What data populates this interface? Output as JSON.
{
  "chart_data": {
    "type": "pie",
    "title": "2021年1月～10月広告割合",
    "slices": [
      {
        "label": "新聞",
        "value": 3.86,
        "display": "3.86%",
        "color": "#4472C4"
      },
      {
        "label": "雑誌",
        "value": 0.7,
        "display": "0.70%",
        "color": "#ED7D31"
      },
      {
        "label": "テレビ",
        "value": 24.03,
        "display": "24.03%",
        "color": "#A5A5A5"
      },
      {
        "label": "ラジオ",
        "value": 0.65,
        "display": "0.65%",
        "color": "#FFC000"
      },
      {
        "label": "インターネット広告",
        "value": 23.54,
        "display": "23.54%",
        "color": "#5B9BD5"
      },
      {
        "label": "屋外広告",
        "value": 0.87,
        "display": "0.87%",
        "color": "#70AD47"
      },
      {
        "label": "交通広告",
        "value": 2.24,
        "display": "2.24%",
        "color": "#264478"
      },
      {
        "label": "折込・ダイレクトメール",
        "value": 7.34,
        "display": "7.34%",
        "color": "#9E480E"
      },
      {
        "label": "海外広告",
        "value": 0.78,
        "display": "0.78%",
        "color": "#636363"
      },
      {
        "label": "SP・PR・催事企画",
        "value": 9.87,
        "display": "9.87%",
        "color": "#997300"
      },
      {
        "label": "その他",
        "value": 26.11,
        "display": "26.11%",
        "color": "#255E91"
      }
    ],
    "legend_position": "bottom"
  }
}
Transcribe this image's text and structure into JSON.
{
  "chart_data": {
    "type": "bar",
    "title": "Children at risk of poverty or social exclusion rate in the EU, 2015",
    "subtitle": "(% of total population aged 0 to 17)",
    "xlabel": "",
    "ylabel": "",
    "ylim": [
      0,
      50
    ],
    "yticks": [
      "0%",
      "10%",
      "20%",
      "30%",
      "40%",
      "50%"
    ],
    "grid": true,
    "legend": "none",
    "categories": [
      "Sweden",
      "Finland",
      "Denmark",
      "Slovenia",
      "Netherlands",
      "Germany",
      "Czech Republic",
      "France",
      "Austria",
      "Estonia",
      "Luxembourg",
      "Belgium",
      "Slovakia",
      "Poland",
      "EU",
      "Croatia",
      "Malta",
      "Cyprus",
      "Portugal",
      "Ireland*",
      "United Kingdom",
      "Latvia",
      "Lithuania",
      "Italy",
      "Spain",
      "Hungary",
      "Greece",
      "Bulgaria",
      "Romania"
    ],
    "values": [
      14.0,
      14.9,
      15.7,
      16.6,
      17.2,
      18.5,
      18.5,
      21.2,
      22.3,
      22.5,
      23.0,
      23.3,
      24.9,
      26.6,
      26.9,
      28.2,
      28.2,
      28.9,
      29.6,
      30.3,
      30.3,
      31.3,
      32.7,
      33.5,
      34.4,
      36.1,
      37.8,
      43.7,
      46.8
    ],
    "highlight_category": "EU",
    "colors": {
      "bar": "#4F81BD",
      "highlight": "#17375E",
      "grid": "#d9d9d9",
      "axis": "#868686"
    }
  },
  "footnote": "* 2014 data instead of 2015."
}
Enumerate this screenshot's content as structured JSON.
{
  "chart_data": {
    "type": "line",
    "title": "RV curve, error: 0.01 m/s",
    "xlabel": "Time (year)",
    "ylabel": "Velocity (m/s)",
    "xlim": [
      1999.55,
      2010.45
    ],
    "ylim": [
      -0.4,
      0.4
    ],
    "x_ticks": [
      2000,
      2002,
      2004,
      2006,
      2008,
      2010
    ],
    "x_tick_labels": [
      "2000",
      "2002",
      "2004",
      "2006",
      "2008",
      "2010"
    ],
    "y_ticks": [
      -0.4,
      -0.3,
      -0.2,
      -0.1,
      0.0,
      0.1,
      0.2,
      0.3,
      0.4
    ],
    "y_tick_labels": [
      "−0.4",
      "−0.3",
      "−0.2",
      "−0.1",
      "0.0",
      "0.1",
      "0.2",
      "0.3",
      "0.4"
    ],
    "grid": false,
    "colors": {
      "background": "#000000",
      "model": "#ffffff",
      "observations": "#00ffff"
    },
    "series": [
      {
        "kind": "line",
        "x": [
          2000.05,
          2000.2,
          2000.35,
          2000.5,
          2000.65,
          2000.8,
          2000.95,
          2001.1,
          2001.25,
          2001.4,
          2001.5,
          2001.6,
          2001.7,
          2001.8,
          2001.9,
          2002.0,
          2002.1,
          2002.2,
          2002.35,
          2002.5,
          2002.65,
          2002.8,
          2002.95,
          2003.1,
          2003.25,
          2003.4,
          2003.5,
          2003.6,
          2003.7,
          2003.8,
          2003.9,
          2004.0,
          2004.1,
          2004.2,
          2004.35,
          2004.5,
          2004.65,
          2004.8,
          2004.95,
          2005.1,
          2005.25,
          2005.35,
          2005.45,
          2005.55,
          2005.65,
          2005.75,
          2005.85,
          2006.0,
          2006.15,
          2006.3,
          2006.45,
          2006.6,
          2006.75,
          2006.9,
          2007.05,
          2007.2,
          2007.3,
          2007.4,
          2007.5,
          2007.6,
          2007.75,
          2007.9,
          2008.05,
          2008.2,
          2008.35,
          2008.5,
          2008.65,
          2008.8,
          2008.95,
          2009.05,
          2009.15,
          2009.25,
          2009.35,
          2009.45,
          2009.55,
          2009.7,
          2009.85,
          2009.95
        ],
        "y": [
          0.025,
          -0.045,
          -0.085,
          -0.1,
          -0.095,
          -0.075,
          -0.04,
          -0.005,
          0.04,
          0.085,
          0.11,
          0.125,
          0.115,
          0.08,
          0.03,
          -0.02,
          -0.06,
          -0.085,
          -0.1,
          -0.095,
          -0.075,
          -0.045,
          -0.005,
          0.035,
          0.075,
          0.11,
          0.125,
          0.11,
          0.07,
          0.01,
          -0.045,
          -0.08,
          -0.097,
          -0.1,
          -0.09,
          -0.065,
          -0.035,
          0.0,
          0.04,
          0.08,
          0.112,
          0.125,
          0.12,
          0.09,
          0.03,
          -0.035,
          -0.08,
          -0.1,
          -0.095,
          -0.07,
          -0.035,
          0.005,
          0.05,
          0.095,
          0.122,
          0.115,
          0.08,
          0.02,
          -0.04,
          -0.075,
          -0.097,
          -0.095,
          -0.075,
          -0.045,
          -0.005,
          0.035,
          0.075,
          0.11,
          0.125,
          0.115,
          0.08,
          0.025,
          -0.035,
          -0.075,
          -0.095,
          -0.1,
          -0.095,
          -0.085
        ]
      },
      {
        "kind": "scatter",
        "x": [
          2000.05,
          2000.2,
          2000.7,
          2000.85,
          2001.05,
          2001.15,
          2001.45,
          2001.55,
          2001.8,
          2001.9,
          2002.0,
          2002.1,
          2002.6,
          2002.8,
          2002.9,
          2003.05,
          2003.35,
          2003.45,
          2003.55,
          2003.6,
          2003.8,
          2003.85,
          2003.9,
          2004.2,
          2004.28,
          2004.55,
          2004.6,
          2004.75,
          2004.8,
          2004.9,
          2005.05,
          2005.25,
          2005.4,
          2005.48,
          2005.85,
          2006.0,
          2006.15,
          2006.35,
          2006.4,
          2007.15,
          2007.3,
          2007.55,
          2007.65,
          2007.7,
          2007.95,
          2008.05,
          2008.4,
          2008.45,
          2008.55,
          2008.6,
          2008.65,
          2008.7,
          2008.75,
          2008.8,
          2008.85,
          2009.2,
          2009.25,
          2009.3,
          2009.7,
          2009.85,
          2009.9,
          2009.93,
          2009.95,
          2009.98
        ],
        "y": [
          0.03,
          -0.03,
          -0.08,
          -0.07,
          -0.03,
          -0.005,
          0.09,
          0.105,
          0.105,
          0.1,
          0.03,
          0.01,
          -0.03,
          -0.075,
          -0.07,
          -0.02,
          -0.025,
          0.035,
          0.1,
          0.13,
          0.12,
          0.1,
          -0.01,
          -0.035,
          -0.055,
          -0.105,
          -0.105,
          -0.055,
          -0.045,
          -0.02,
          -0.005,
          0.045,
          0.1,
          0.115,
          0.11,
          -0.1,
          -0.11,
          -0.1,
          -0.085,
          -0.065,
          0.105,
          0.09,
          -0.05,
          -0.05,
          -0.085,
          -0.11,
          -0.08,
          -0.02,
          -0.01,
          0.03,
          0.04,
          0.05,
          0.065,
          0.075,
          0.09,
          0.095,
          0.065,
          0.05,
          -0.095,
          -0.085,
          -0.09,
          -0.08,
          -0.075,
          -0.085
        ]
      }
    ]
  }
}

> [WORK TO BE COMPLETED]:
Give nothing but the number of lines containing the string "this".

> [ANSWER TO THE EXERCISE]:
3